Software and Shipping

Fewer black boxes, of course, mean less packaging. “All of our new products are designed with eco-friendly packaging materials in mind, and plastic use is minimized to the absolute best of our abilities,” says Rogers. “When plastics are the only options, we substitute with environmentally sustainable materials such as recyclable or bio-based plastics and paper.” Crestron also specifies packing materials that are certified, compostable, environmentally sustainable, and made from US-grown corn and ocean-bound plastics.

The downstream effects continue: Fewer boxes mean a need for less space in a container and reducing shipping volume nets a reduction in emissions from transportation. The awareness of energy consumption as a green solution extends to the physical plant, notes Rogers: “We’re committed to the reduction of onsite power consumption by incorporating Crestron’s energy-saving products and solutions into our own facilities.” The strategy includes utilizing natural sources of energy via light harvesting and control features of the Crestron ecosystem.

Another aspect of sustainable AV design is something Crestron has been well aware of: “If we can create devices with software that can be updated regularly and reliably, that will eliminate some of the need for new hardware,” says Rogers. “Designing with longevity in mind is a key contribution to the circular economy.” (The “circular economy” is defined as “an economic system based on the reuse and regeneration of materials or products.”)

Learn more about SAVe (Sustainability in AV)

A Call for Leaders

All of these ideas — and a great many more — were discussed in depth at the first SAVe Conference, held March 14 and 15 on the UCLA campus. The conference, titled “A Call for Leaders,” was just that. While Crestron led as the conference’s largest sponsor, the other companies supporting this mission are a who’s-who of the industry, including Microsoft, Sony, Shure, Legrand — the list goes on. The big players are keenly aware of their responsibilities — not to mention the demands they’re seeing from both customers and governments.

“Each of these companies made it clear that they understood the scope of the problem and that we all need to work together to find industry-wide solutions,” says Rogers. “I heard people say things such as, ‘Competition has been thrown out the window when it comes to achieving these goals. What kind of future do we want for our industry? What kind of future do we want for our companies?’ This is an opportunity for us to address these challenges together and achieve our sustainability goals faster.”

◆ Directions for this task:
Please write what comes next in the sustainability in AV article above, picking up after its final paragraph.

Page segmentation data:
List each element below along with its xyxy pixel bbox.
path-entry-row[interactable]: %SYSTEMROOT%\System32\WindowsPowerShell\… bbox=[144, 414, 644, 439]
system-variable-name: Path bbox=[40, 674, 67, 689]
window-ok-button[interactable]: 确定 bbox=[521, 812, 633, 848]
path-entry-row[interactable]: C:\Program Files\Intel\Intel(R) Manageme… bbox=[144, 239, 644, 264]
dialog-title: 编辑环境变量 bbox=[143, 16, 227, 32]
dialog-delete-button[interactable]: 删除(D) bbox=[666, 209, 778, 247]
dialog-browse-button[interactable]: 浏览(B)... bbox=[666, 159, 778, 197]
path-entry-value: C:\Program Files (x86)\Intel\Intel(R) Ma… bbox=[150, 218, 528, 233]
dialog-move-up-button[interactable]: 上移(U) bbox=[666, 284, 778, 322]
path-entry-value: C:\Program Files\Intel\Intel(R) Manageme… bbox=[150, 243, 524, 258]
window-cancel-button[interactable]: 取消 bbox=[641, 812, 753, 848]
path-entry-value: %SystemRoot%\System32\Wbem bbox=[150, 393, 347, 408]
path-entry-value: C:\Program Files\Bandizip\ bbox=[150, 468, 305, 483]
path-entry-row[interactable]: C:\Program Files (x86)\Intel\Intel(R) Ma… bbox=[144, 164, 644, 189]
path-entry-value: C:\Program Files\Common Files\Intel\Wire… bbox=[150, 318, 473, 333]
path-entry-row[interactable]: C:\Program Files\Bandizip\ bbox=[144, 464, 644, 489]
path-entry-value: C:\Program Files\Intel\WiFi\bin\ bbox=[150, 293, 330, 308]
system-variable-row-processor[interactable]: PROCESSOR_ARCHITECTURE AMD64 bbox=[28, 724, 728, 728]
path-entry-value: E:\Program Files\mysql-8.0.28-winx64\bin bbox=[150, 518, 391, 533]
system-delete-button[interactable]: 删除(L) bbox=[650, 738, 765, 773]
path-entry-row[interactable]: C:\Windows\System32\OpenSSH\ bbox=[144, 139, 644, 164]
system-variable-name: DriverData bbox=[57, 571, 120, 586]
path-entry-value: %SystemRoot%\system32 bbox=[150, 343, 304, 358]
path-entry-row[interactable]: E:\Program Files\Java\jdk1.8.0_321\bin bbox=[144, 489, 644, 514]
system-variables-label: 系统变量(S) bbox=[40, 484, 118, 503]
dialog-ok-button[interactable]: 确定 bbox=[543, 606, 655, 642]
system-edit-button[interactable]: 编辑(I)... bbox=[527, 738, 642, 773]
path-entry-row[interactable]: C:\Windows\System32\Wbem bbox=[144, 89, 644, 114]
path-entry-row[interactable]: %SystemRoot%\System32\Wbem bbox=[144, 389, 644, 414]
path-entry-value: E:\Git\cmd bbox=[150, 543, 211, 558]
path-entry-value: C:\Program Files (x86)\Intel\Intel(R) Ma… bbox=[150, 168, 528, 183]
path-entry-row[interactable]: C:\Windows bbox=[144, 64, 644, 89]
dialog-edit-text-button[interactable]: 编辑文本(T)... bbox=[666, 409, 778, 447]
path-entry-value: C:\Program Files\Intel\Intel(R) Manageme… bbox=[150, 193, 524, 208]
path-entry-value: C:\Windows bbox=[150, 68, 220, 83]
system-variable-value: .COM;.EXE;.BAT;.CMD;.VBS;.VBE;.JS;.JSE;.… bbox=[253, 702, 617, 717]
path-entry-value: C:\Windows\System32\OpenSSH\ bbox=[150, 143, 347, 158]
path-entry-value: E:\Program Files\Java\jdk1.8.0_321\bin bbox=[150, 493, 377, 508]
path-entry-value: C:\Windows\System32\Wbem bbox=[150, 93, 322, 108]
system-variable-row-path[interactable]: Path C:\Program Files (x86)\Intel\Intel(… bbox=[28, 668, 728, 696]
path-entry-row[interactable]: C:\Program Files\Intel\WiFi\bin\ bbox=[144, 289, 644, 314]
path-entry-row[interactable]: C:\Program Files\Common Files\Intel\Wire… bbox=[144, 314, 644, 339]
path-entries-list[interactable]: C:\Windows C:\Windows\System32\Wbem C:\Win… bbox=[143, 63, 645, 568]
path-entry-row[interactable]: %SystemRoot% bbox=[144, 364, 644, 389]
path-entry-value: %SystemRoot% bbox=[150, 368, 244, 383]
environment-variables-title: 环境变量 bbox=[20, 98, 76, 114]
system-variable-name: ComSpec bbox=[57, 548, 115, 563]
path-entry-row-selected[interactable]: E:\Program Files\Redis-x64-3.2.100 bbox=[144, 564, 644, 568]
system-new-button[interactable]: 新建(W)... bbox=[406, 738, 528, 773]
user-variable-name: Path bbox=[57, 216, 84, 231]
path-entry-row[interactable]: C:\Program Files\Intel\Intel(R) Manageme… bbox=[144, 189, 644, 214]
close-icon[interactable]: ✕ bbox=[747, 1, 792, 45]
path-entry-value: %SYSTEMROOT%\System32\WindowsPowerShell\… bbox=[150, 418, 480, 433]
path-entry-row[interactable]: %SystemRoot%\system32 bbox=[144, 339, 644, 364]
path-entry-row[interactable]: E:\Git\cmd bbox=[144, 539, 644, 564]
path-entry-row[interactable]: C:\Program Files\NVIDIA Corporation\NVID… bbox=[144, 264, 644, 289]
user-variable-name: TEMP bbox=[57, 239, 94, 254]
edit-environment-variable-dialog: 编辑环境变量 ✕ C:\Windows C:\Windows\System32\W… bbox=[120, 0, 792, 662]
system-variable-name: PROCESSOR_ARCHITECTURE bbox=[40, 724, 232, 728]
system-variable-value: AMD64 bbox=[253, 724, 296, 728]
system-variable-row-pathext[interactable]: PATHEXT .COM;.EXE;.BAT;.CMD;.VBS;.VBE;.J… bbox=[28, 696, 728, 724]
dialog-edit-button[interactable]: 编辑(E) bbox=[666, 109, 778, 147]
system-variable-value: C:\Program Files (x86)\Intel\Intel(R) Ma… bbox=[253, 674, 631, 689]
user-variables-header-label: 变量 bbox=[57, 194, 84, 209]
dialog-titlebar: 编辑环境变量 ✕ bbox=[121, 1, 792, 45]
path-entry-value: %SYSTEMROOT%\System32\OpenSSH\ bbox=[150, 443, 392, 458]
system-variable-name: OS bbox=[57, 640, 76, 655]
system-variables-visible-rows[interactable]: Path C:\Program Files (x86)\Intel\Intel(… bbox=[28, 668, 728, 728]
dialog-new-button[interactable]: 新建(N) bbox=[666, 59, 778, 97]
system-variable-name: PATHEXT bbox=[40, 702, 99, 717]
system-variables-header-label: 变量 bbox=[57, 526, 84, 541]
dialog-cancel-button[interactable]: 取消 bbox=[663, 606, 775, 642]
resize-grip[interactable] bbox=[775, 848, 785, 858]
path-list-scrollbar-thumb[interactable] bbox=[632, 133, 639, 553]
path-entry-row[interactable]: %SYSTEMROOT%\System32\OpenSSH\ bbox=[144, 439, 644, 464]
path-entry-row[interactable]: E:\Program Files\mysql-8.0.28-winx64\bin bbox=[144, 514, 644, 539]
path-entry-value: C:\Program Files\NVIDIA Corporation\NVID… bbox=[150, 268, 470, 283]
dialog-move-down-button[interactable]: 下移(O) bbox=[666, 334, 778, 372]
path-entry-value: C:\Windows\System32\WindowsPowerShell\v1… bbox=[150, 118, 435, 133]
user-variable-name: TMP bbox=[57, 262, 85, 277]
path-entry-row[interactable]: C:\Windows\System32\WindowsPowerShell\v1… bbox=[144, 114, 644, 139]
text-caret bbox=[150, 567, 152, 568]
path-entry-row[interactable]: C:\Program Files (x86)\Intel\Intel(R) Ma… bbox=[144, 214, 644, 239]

◆ Answer box:
The team from SAVe has an offer for Crestron and any other company that’s interested: A two-day training event that the nonprofit brings to a company’s physical HQ. “The conference included a teaser of what that workshop looks like,” says Rogers. One of the core messages of the workshop is that all 17 of the UN SDGs are interconnected. “You can't solve poverty without solving inequality,” Rogers explains. “You can't solve climate change without addressing clean energy.”

The Time is Now

Beyond good corporate citizenship, there are bottom-line benefits to implementing sustainable practices: Saving energy means saving money. Reducing packaging can further reduce costs. And US-based companies that intend to serve a global market need to implement these practices if they intend to sell their wares in countries with stringent regulations regarding sustainability. “More and more customers are demanding this, too,” says Rogers.

De Bono further notes that our role as stewards of the planet is on the line — what, after all, are we leaving for our kids? “We're facing problems and challenges that are becoming more and more irreversible unless we take urgent action,” says De Bono. “There are systemic changes that are needed to have a world that's going to serve civilization in the future.”

“I know that's a very profound statement to make, and I believe that the SDGs really provide that blueprint,” she adds.

“Ultimately, our goal is to be part of a worldwide movement to make the changes needed to do things like ending poverty, reducing inequality, combating climate change, and truly creating a circular economy. We can't continue like this.” De Bono’s words echo Kitty van der Heijden’s: “Mission impossible is not an acceptable answer.”